■ Instructions for the task:
Please answer these questions from the ulvan abstract below:
1. About what share of ulvan consists of sulphate groups?
2. How much did ulvan pretreatment increase the chitin-elicited oxidative burst in wheat cells?
3. By how much did ulvan pretreatment reduce the symptom severity of Blumeria graminis infection in barley?

Priming of the oxidative burst in rice and wheat cell cultures by ulvan, a polysaccharide from green macroalgae, and enhanced resistance against powdery mildew in wheat and barley plants




The capacity of ulvan, a sulphated heteropolysaccharide, to prime the chitin- and chitosan-elicited oxidative burst in wheat and rice cells was tested. Gas-liquid chromatography showed that ulvan was composed of rhamnose, xylose, glucuronic acid, glucose and galactose. It contained very low amounts of proteins and ca. 19% sulphate groups. The polymer did not elicit the production of hydrogen peroxide in suspension-cultured wheat or rice cells. Furthermore, in both cell cultures, the simultaneous addition of ulvan and chitin hexamer or chitosan polymer did not significantly alter the intensity of the oxidative burst caused by the elicitors alone. However, pretreatment of wheat cells with ulvan increased the chitin-elicited oxidative burst about five- to sixfold, and that elicited by chitosan about twofold. In rice cells, the production of H2O2 elicited by chitin or chitosan was strongly primed by pretreatment with the same concentration of ulvan, increasing the burst triggered by the elicitors alone by 150 and 80 times, respectively. Pretreatment of whole plants with ulvan significantly reduced the symptom severity of Blumeria graminis infection, by 45% in wheat and by 80% in barley. Thus, the priming activity of ulvan on the oxidative burst correlates with a decrease of disease symptoms in infected plants. This is apparently the first report on priming activity of a natural algal polysaccharide.

■ Extracted material:
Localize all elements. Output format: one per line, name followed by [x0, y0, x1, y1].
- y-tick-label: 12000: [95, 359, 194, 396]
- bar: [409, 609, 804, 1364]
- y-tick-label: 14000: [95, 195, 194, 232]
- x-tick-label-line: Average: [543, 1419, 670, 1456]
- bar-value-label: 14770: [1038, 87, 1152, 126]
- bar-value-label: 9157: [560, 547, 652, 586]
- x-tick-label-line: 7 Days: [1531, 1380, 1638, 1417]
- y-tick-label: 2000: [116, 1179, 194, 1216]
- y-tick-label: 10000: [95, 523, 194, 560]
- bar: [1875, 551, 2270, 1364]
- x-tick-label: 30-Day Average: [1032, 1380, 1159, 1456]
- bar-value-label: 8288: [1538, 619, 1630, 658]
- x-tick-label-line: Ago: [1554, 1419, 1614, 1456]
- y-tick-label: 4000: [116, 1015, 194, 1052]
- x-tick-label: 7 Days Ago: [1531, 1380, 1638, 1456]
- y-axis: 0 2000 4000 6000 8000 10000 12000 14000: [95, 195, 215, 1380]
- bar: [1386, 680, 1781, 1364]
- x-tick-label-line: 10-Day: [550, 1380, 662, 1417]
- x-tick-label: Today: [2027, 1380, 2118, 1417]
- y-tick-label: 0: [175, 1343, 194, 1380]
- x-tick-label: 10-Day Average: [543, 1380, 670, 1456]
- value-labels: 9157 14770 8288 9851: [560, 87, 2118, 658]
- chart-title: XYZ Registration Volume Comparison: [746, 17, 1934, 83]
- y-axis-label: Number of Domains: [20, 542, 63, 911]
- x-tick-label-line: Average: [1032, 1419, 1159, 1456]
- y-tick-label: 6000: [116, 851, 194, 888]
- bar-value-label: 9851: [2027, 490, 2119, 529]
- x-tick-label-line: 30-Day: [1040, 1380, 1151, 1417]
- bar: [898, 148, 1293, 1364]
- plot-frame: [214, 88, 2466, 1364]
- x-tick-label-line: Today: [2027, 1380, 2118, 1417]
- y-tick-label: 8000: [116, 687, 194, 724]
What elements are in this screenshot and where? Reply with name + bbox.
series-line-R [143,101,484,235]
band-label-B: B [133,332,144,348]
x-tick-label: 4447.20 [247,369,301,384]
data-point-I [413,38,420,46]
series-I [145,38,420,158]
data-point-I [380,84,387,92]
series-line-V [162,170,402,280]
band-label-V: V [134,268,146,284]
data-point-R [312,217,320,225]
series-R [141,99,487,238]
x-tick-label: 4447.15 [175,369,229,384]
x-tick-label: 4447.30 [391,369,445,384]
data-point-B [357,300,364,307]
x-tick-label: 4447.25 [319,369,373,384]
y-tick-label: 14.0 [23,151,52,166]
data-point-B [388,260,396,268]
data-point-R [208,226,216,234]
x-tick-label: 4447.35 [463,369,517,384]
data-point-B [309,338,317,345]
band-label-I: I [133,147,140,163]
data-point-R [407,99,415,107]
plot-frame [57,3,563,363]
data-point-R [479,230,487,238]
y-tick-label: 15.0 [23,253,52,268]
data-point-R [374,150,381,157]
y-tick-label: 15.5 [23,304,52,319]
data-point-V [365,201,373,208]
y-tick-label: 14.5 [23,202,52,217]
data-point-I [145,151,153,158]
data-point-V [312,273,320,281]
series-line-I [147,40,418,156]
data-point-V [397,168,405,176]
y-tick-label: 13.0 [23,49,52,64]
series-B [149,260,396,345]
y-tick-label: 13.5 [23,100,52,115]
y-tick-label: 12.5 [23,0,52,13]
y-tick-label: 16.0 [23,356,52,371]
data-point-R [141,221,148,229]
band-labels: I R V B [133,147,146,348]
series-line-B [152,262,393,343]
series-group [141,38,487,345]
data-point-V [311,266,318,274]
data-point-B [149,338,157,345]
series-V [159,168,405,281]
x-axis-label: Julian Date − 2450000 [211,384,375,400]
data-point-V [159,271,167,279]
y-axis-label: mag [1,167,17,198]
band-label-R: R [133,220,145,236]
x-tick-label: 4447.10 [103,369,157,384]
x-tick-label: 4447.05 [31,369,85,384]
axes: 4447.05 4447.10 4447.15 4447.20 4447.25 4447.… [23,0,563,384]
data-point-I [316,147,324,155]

■ Task output:
1. About 19%.
2. About five- to sixfold.
3. By 80%.